→ Source records:
************
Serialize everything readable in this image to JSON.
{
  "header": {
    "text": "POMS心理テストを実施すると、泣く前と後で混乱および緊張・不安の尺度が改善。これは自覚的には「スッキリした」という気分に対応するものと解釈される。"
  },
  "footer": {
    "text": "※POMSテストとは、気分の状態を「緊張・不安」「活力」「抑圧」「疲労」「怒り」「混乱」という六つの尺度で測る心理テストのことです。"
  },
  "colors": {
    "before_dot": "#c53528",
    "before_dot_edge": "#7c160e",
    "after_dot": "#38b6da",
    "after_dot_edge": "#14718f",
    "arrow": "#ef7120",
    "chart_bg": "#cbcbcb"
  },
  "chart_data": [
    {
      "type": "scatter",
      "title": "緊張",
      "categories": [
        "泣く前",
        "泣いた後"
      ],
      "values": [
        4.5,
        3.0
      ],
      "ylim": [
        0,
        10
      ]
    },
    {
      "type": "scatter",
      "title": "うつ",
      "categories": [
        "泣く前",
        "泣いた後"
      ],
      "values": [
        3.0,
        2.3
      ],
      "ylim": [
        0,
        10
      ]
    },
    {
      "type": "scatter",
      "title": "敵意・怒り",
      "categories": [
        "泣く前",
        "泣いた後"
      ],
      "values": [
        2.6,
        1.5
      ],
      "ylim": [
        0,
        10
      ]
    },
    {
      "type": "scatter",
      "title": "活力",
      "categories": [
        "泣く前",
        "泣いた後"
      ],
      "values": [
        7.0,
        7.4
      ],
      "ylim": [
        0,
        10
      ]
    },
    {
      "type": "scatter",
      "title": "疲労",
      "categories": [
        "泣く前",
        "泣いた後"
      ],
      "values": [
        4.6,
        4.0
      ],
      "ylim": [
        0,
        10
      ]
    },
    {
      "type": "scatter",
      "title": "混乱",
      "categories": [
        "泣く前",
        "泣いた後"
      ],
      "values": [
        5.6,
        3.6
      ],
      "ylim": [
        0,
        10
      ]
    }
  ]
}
************
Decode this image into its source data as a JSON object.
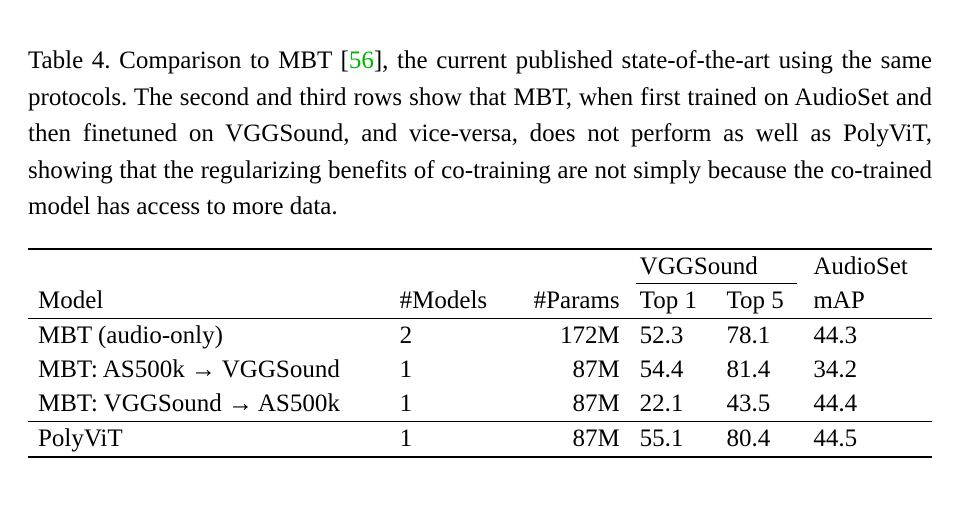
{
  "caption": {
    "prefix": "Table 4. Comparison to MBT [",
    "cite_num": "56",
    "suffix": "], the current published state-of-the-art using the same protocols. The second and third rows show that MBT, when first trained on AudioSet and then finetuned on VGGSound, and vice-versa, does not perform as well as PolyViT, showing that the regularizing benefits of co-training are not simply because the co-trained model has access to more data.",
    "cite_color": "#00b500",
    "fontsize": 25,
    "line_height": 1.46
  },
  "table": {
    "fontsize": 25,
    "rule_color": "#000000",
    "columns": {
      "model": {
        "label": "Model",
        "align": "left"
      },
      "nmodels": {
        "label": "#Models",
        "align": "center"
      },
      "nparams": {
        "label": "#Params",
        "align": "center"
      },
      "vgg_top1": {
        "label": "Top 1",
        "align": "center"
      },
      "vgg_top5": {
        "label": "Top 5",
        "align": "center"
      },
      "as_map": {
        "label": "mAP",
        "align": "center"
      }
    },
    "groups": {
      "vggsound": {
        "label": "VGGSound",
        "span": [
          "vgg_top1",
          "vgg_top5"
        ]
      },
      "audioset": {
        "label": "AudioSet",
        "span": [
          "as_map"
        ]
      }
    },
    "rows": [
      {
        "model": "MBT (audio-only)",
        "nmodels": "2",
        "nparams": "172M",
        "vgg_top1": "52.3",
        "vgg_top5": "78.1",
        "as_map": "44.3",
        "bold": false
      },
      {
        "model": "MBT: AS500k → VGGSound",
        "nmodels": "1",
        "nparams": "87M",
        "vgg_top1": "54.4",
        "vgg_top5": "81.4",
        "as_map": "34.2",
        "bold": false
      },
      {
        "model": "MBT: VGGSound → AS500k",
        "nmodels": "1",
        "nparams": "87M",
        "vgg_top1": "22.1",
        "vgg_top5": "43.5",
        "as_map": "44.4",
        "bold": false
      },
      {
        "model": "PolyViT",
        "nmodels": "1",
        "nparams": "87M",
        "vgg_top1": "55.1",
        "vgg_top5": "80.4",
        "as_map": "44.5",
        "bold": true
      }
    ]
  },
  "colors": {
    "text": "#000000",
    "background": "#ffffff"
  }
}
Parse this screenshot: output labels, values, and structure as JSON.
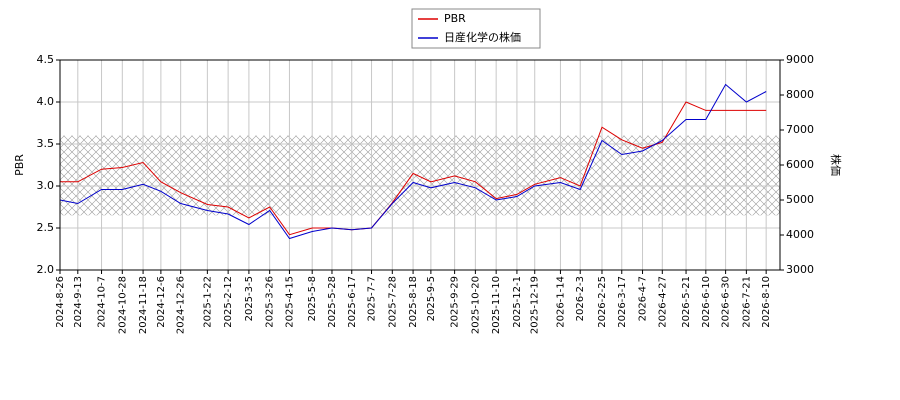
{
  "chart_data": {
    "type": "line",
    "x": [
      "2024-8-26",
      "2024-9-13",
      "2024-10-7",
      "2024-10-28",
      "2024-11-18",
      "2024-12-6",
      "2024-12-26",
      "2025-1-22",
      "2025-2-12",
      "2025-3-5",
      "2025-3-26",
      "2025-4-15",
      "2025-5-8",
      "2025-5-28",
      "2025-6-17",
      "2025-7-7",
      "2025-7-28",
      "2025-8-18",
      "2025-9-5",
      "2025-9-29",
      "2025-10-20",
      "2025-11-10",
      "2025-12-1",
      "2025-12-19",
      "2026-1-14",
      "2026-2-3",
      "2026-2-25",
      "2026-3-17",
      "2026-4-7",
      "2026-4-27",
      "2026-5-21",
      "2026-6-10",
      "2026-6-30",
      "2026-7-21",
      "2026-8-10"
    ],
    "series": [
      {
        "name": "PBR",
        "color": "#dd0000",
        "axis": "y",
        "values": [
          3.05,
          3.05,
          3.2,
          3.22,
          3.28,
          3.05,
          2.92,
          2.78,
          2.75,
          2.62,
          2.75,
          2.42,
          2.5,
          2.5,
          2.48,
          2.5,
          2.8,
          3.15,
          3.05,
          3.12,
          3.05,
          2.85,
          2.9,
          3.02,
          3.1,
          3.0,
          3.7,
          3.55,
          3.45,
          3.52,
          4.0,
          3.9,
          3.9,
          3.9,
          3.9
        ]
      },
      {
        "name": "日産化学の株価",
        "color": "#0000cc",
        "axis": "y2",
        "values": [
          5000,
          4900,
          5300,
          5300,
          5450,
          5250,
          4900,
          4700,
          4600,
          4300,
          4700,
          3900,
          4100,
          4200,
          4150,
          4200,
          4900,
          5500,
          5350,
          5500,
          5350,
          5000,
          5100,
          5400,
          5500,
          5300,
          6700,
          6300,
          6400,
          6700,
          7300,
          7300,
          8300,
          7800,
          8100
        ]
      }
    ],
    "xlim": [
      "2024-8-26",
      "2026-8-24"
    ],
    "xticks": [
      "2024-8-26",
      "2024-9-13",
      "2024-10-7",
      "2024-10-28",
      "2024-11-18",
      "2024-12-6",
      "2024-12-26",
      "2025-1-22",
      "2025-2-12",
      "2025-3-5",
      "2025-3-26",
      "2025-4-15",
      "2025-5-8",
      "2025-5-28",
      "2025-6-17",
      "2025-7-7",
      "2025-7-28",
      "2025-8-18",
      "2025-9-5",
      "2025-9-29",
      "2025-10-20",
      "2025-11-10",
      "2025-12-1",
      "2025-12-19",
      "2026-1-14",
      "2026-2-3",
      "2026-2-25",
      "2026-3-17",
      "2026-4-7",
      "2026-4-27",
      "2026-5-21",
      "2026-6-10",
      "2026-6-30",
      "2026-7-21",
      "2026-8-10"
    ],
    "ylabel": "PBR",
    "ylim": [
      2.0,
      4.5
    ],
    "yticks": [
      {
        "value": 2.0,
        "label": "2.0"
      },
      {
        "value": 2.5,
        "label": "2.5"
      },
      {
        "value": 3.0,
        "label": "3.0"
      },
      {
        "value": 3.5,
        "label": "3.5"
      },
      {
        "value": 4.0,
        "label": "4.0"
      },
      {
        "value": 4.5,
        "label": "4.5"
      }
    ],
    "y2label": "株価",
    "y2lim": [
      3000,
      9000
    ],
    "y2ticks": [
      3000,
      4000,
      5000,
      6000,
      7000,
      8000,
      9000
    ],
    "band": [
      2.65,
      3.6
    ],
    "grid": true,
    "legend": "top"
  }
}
************
→ Stated exercise:
How many lines of the listing above include the word "title"? State the number and nothing else.

→ Exercise response:
6